··· Supplied data

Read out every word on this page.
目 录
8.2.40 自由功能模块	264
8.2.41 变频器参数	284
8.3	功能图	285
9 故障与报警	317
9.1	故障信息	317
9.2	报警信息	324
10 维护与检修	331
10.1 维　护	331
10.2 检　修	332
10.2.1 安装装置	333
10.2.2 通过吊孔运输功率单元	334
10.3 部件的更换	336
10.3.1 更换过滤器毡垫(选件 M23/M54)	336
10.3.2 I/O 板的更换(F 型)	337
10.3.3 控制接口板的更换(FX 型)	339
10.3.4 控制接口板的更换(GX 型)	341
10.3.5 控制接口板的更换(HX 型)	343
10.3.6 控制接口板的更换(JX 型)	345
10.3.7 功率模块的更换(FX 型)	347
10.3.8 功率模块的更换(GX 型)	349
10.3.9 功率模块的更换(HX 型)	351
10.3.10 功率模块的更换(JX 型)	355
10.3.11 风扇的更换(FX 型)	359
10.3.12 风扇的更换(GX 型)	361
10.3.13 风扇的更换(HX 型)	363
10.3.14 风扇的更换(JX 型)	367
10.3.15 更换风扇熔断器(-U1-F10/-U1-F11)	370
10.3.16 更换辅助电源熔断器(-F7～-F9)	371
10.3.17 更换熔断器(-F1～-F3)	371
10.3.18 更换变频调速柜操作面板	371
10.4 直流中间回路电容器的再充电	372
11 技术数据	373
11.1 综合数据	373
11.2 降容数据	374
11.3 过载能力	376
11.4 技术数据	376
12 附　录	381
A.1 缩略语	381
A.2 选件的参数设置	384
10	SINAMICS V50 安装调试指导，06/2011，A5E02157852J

······

▸ **Exercise instructions**
Which lines of the data above contain "控制接口板的更换"? Copy each one.

▸ **Final result**
10.3.3 控制接口板的更换(FX 型)	339
10.3.4 控制接口板的更换(GX 型)	341
10.3.5 控制接口板的更换(HX 型)	343
10.3.6 控制接口板的更换(JX 型)	345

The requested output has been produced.